▶ [Texto mostrado]:
----------------
No resulta fácil convencerlos de que una opinión adversa o un criterio disidente pueden prestar un servicio inesperado, que es el de aportar algo para ayudar a rectificar el rumbo. En eso actúan como ciertos artistas mediocres cuando repudian una crítica, convencidos de que su descrédito deriva del juicio negativo de esa reseña y no de la pobreza de las obras que han expuesto. Entonces algunos regímenes también atacan a quien dice lo que no les gusta, incurriendo en el antiguo pecado griego de matar al mensajero de la mala noticia, en lugar de enfrentarla, aprovechando la ventaja de estar advertido y poder reaccionar en consecuencia.

Según se informó hace unos días, en la Argentina las agresiones a la prensa crecieron un 250% durante el año pasado, contabilizándose "371 casos de limitación al ejercicio de la libertad de expresión", de acuerdo a un documento elaborado por la Fundación Led. Esas agresiones abarcan distintas categorías, desde impedir el acceso a las fuentes de información pública, hasta consumar actos de censura o atacar físicamente a periodistas considerados como "enemigos a vencer" por parte de ciertos representantes del poder político. La directora de la entidad que produjo ese informe, sostiene que "es lógico, bajo una concepción autoritaria, que se multipliquen los atentados contra periodistas".
----------------
▶ [Consigna 1]: Reescribe las líneas de los registros, comenzando en la que contiene "factor-label: Using equity" y terminando en la que contiene "col-header-factor: Factor bbox=[5, 5, 101, 59]", con "thumb-up-icon" cambiado por "like-icon" y todo lo demás sin modificar.
▶ [Consigna 2]: Sigue el texto sobre las agresiones a la prensa en la Argentina a partir de donde se interrumpe.

▶ [Extractos de registros]:
----------------
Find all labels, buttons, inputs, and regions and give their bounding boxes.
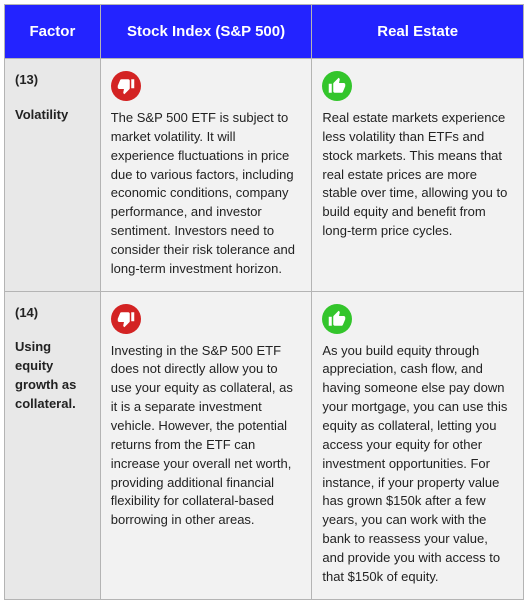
factor-label: Using equity growth as collateral. bbox=[15, 339, 76, 411]
header-row: Factor Stock Index (S&P 500) Real Estate bbox=[5, 5, 524, 59]
factor-number: (14) bbox=[15, 304, 90, 323]
realestate-cell: As you build equity through appreciation… bbox=[312, 291, 524, 599]
thumb-up-icon bbox=[322, 71, 513, 101]
stock-text: Investing in the S&P 500 ETF does not di… bbox=[111, 343, 293, 528]
col-header-realestate: Real Estate bbox=[312, 5, 524, 59]
thumb-down-icon bbox=[111, 304, 302, 334]
factor-label: Volatility bbox=[15, 107, 68, 122]
factor-cell: (13) Volatility bbox=[5, 59, 101, 292]
stock-cell: The S&P 500 ETF is subject to market vol… bbox=[100, 59, 312, 292]
realestate-text: As you build equity through appreciation… bbox=[322, 343, 507, 584]
table-row: (14) Using equity growth as collateral. … bbox=[5, 291, 524, 599]
factor-cell: (14) Using equity growth as collateral. bbox=[5, 291, 101, 599]
table-row: (13) Volatility The S&P 500 ETF is subje… bbox=[5, 59, 524, 292]
thumb-up-icon bbox=[322, 304, 513, 334]
col-header-stock: Stock Index (S&P 500) bbox=[100, 5, 312, 59]
col-header-factor: Factor bbox=[5, 5, 101, 59]
stock-text: The S&P 500 ETF is subject to market vol… bbox=[111, 110, 295, 276]
stock-cell: Investing in the S&P 500 ETF does not di… bbox=[100, 291, 312, 599]
factor-number: (13) bbox=[15, 71, 90, 90]
realestate-cell: Real estate markets experience less vola… bbox=[312, 59, 524, 292]
comparison-table: Factor Stock Index (S&P 500) Real Estate… bbox=[4, 4, 524, 600]
realestate-text: Real estate markets experience less vola… bbox=[322, 110, 507, 238]
thumb-down-icon bbox=[111, 71, 302, 101]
----------------
▶ [Respuesta 1]:
factor-label: Using equity growth as collateral. bbox=[15, 339, 76, 411]
header-row: Factor Stock Index (S&P 500) Real Estate bbox=[5, 5, 524, 59]
factor-number: (14) bbox=[15, 304, 90, 323]
realestate-cell: As you build equity through appreciation… bbox=[312, 291, 524, 599]
like-icon bbox=[322, 71, 513, 101]
stock-text: Investing in the S&P 500 ETF does not di… bbox=[111, 343, 293, 528]
col-header-realestate: Real Estate bbox=[312, 5, 524, 59]
thumb-down-icon bbox=[111, 304, 302, 334]
factor-label: Volatility bbox=[15, 107, 68, 122]
factor-cell: (13) Volatility bbox=[5, 59, 101, 292]
stock-cell: The S&P 500 ETF is subject to market vol… bbox=[100, 59, 312, 292]
realestate-text: As you build equity through appreciation… bbox=[322, 343, 507, 584]
table-row: (14) Using equity growth as collateral. … bbox=[5, 291, 524, 599]
factor-cell: (14) Using equity growth as collateral. bbox=[5, 291, 101, 599]
table-row: (13) Volatility The S&P 500 ETF is subje… bbox=[5, 59, 524, 292]
like-icon bbox=[322, 304, 513, 334]
col-header-stock: Stock Index (S&P 500) bbox=[100, 5, 312, 59]
col-header-factor: Factor bbox=[5, 5, 101, 59]

▶ [Respuesta 2]:
A escala mundial hay ejemplos peores, porque en 2012 "aumentó un 31% la cantidad de periodistas asesinados en el cumplimiento de su tarea profesional", totalizando 141 víctimas en 29 países, a la cabeza de los cuales se ubica la guerra civil en Siria, con 37 periodistas que perdieron la vida el año pasado, 13 de ellos trabajando para medios extranjeros. A continuación, en esa lista macabra aparecen Somalia (con 19 colegas asesinados) y Pakistán, con 12 muertos en la categoría. Después se encuentra el ejemplo alarmante de México (con 11 periodistas asesinados), Brasil (con otras 11 víctimas) y Honduras (con 6). La investigación efectuada por el Instituto Pec, agrega que a lo largo de los últimos cinco años han sido asesinados 571 periodistas. Los países donde se registraron más casos al respecto, han sido -en orden descendente- Filipinas, México, Pakistán, Irak, Siria, Somalia, Honduras, Brasil, Rusia y la India. A escala regional parece preocupante la presencia de tres países latinoamericanos en la nómina.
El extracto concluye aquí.